Exercise
Select from the records below every line that has the word "侧向没有围压的单轴抗压强度试验" in it.
++++++++++
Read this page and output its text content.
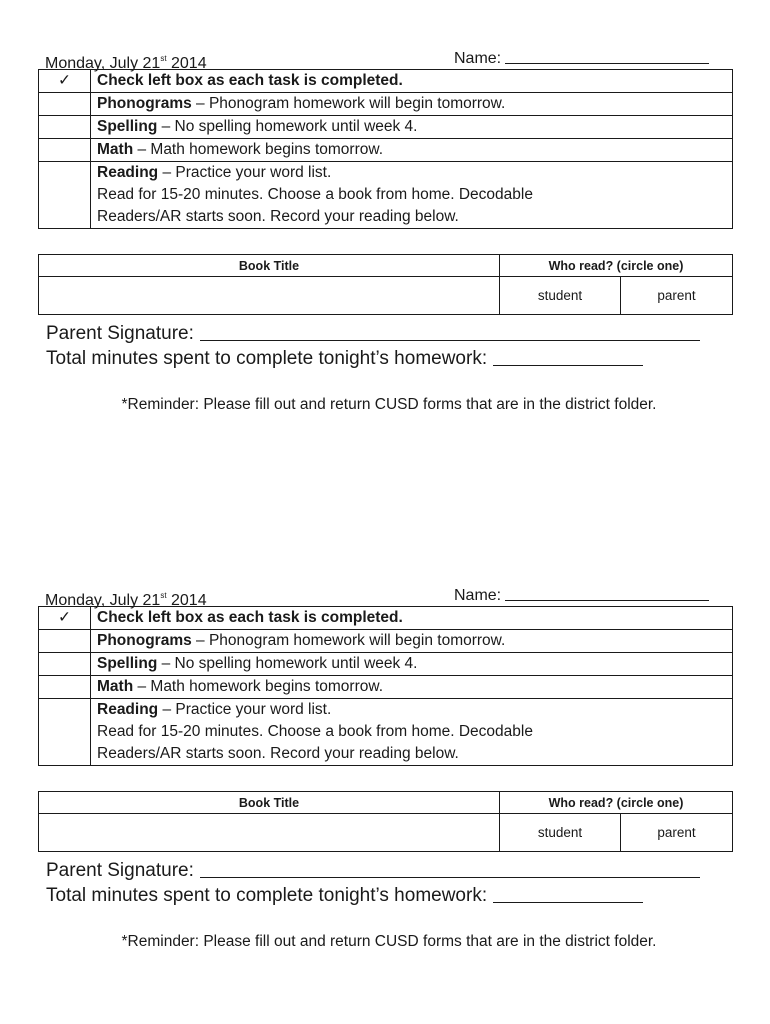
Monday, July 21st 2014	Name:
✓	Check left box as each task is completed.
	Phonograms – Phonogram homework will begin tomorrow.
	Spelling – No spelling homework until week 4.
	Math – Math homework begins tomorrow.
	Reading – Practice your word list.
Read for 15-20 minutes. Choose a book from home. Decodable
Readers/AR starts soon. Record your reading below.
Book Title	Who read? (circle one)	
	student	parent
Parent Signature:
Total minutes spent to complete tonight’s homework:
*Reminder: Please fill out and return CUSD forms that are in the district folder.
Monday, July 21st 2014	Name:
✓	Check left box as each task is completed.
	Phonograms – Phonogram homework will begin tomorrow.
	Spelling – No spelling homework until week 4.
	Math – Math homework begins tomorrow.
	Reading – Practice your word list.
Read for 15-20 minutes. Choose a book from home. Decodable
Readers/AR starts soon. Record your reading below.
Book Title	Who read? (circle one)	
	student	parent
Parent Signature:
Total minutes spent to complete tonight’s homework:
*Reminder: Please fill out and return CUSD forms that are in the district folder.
++++++++++
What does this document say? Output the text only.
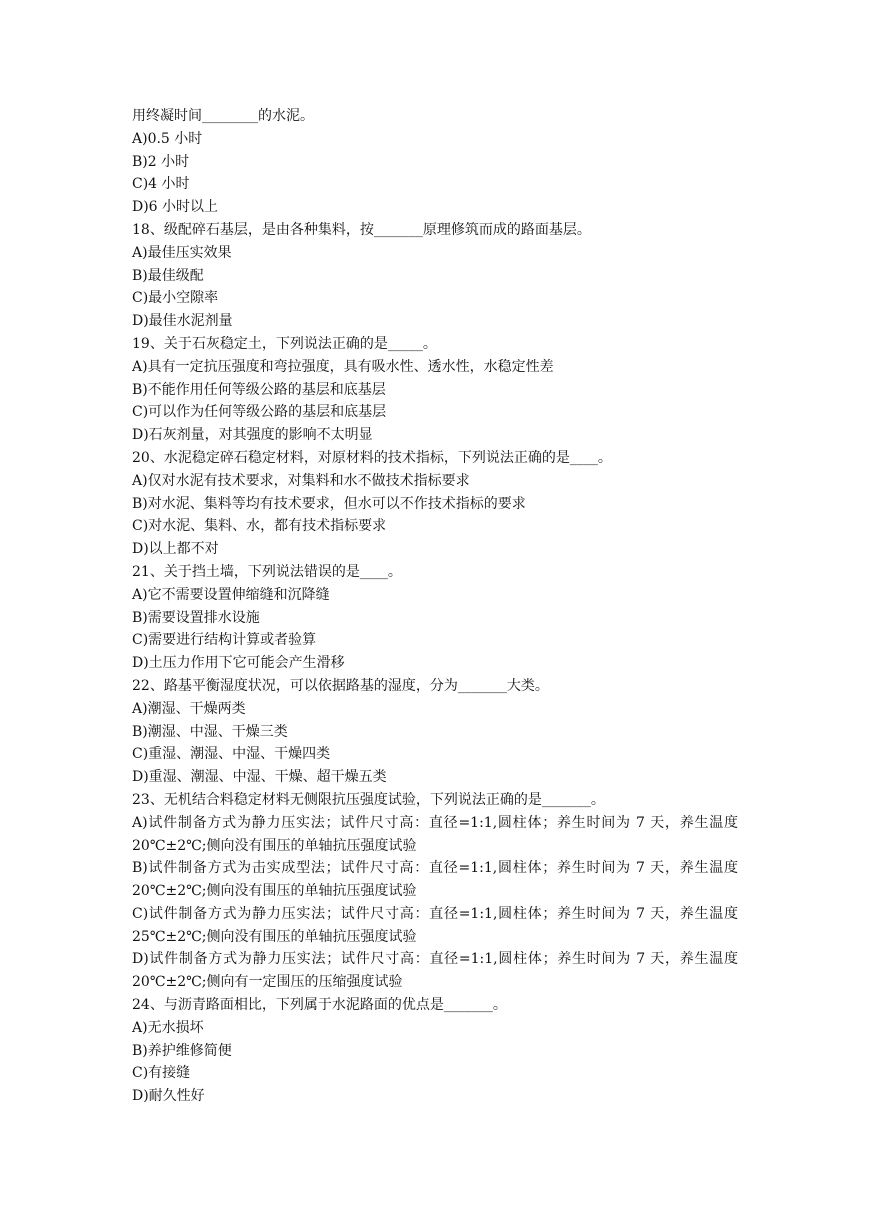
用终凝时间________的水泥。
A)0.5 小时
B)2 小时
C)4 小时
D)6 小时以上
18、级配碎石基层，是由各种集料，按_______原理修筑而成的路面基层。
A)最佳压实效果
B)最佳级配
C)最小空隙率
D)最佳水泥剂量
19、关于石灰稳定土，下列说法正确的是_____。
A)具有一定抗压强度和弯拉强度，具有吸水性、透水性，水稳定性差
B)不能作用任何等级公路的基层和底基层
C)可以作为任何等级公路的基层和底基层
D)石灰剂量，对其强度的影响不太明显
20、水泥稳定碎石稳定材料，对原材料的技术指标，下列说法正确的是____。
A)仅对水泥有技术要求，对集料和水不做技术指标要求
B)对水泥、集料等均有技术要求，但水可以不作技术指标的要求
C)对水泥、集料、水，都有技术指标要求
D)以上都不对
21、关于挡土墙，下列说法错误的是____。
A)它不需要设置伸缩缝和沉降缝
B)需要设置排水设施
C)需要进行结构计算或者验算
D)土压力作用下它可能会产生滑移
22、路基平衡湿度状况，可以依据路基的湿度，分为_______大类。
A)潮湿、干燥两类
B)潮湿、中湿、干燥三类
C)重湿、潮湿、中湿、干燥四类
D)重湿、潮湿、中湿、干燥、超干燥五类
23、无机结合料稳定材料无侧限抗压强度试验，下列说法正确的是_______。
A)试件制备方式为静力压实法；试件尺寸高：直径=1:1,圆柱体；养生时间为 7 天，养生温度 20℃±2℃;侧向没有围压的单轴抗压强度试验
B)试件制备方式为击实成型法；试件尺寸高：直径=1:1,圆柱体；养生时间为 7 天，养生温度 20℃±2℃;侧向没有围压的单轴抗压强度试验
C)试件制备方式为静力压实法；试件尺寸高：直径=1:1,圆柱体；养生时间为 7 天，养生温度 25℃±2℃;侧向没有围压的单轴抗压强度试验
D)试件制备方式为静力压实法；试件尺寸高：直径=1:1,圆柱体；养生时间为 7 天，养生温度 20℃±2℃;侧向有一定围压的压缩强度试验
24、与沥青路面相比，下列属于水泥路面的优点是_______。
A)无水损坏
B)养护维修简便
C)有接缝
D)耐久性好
++++++++++
Solved problem
A)试件制备方式为静力压实法；试件尺寸高：直径=1:1,圆柱体；养生时间为 7 天，养生温度 20℃±2℃;侧向没有围压的单轴抗压强度试验
B)试件制备方式为击实成型法；试件尺寸高：直径=1:1,圆柱体；养生时间为 7 天，养生温度 20℃±2℃;侧向没有围压的单轴抗压强度试验
C)试件制备方式为静力压实法；试件尺寸高：直径=1:1,圆柱体；养生时间为 7 天，养生温度 25℃±2℃;侧向没有围压的单轴抗压强度试验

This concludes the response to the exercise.